MATERIAL SHOWN ->
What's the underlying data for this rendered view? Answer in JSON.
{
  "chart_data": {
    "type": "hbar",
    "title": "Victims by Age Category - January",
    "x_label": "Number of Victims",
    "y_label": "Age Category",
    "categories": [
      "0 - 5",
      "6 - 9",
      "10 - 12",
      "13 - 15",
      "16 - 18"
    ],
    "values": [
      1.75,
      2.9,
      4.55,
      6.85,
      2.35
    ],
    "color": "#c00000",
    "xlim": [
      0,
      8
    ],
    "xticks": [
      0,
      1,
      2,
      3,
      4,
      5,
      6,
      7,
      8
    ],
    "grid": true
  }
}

WORK INSTRUCTIONS -> Extract each line of the material exactly as it stands.

SOLVED EXERCISE ->
What's the underlying data for this rendered view? Answer in JSON.
{
  "chart_data": {
    "type": "hbar",
    "title": "Victims by Age Category - January",
    "x_label": "Number of Victims",
    "y_label": "Age Category",
    "categories": [
      "0 - 5",
      "6 - 9",
      "10 - 12",
      "13 - 15",
      "16 - 18"
    ],
    "values": [
      1.75,
      2.9,
      4.55,
      6.85,
      2.35
    ],
    "color": "#c00000",
    "xlim": [
      0,
      8
    ],
    "xticks": [
      0,
      1,
      2,
      3,
      4,
      5,
      6,
      7,
      8
    ],
    "grid": true
  }
}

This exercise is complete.